Dataset entries:
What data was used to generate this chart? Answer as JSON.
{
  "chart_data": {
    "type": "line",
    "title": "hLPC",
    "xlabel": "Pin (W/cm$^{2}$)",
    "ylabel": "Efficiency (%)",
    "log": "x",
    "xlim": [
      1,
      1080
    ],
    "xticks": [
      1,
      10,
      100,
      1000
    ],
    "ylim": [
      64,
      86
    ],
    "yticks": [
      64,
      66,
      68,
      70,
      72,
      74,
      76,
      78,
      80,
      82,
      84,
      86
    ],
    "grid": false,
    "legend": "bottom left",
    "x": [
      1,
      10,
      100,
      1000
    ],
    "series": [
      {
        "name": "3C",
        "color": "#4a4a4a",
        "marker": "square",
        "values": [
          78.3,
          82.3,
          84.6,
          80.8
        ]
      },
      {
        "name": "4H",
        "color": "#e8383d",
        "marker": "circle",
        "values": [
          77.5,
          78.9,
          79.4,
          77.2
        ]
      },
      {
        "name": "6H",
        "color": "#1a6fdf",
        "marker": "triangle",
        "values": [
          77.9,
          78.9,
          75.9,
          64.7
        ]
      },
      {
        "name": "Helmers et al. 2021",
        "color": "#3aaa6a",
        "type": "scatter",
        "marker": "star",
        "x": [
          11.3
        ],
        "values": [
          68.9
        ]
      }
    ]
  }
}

--

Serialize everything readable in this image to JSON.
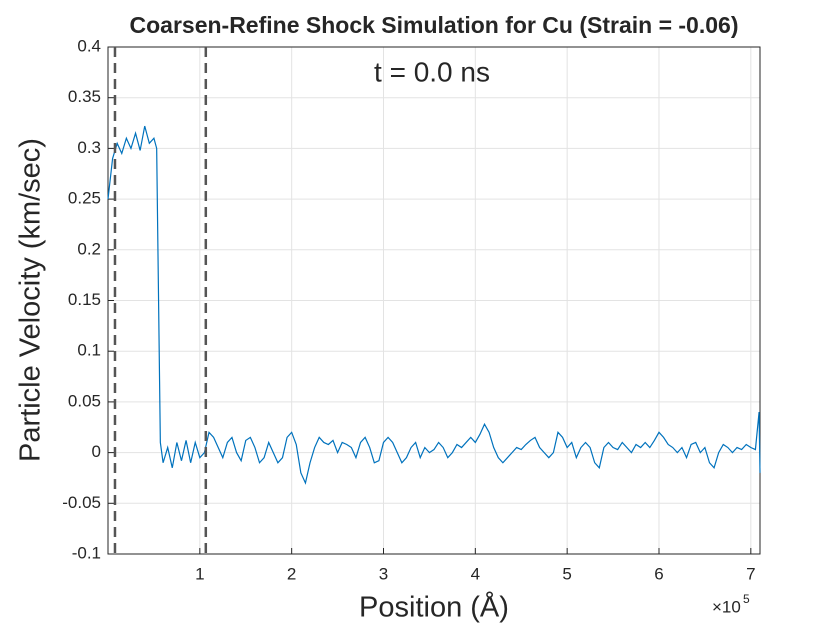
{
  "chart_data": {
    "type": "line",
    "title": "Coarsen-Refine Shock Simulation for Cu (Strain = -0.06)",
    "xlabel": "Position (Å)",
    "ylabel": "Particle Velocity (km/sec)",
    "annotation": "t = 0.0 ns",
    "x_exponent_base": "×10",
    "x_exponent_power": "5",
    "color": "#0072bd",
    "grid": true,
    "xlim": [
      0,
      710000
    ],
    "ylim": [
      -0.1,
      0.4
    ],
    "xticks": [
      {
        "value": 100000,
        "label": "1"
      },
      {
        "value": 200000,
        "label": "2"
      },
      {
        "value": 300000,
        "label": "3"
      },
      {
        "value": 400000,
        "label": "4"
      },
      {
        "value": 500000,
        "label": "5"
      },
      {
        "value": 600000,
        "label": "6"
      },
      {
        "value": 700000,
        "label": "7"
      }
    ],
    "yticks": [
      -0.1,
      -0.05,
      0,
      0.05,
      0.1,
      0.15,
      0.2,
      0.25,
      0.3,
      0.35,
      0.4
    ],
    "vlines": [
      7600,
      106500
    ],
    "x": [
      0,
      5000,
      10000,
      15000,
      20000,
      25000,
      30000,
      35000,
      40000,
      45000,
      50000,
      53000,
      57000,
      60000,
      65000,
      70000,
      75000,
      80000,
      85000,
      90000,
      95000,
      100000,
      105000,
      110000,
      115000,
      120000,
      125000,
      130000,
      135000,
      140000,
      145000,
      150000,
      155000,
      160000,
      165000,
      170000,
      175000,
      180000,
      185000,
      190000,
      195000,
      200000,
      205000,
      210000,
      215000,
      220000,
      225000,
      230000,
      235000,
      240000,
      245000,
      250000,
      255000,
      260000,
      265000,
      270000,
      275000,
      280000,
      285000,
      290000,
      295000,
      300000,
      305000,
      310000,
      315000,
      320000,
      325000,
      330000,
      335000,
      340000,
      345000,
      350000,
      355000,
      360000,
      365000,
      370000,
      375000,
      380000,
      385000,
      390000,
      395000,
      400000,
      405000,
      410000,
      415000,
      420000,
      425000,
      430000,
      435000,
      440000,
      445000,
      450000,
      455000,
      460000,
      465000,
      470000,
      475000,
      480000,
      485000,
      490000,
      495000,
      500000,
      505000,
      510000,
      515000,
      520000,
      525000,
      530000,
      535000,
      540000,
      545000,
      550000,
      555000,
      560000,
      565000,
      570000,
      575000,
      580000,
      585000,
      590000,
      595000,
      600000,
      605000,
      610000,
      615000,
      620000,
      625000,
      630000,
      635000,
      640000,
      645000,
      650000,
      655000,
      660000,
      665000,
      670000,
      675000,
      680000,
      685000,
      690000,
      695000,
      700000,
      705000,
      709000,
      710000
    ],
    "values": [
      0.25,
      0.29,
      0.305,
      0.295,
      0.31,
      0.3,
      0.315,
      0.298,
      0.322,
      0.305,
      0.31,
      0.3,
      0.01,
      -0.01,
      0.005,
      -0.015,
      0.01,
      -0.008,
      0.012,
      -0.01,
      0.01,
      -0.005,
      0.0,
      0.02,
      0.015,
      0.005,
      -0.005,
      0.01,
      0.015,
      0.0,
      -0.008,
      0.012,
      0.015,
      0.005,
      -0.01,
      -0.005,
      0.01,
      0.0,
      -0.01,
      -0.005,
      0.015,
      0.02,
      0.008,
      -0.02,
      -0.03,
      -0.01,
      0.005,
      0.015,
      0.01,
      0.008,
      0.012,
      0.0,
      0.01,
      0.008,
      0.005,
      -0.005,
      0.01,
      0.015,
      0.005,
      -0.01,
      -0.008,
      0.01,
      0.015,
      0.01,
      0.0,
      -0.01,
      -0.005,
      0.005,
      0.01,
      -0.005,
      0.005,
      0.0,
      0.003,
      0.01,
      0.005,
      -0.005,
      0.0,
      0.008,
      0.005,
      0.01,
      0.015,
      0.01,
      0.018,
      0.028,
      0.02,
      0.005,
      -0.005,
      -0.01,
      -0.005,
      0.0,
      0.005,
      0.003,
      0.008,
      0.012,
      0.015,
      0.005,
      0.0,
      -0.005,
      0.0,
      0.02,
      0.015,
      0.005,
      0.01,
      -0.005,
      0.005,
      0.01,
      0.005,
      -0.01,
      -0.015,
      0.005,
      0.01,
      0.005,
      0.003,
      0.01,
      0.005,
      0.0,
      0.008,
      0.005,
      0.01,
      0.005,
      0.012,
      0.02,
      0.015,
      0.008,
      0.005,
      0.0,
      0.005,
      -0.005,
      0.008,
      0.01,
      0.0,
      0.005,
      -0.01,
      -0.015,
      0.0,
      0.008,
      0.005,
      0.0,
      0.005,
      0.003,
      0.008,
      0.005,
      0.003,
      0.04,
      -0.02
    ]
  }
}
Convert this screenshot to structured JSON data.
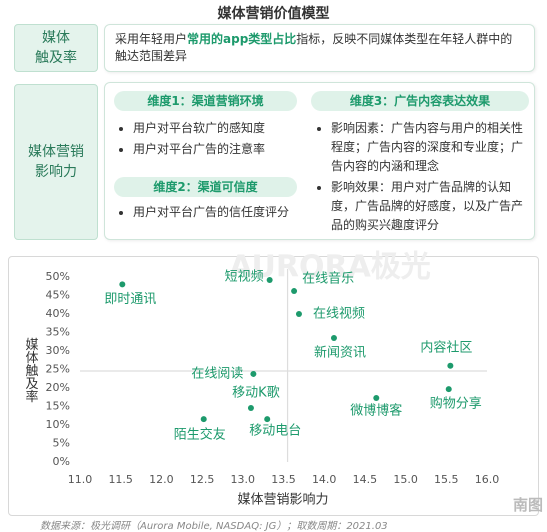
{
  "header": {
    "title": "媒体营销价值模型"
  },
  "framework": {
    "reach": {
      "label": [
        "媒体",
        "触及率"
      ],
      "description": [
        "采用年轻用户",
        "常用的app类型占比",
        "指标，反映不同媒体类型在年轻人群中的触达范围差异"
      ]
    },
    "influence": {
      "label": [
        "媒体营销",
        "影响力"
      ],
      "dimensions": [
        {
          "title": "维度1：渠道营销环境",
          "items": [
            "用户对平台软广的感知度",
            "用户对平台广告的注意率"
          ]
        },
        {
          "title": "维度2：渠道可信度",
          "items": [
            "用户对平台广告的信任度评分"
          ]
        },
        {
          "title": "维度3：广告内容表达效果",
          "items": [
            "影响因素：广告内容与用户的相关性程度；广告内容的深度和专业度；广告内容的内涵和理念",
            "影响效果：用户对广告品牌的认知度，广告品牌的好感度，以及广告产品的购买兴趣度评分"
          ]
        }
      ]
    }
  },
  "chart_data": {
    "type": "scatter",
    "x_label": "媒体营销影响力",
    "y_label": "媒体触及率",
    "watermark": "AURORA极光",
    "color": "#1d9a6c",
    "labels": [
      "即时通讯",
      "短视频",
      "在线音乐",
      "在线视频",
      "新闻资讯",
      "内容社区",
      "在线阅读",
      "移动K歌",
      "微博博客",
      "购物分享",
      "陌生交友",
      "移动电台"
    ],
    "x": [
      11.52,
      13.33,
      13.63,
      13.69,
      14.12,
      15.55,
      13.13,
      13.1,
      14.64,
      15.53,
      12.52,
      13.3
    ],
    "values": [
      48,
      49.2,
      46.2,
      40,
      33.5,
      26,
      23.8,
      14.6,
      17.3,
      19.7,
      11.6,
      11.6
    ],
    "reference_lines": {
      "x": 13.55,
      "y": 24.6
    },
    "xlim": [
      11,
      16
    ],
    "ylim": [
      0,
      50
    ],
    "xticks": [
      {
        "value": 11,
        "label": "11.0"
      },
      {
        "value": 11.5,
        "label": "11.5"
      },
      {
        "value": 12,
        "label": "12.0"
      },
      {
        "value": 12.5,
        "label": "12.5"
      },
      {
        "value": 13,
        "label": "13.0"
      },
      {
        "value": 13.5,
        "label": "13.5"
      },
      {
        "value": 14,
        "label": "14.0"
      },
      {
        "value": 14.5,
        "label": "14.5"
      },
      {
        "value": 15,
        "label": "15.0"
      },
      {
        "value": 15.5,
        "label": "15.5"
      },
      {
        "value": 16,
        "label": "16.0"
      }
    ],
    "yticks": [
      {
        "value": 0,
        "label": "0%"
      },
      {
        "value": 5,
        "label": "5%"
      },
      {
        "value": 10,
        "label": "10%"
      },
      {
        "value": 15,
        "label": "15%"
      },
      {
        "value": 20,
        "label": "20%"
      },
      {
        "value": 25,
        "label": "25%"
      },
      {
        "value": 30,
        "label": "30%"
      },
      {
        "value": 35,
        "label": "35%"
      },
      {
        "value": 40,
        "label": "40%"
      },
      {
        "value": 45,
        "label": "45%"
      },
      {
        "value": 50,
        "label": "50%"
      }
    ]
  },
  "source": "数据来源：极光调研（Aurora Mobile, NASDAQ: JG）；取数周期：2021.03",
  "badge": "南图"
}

Task objective: Copy all lines from the material that hold "JSON".

Solution to this problem:
What data was used to generate this chart? Answer as JSON.
Serialize everything readable in this image to JSON.
Convert this screenshot to structured JSON data.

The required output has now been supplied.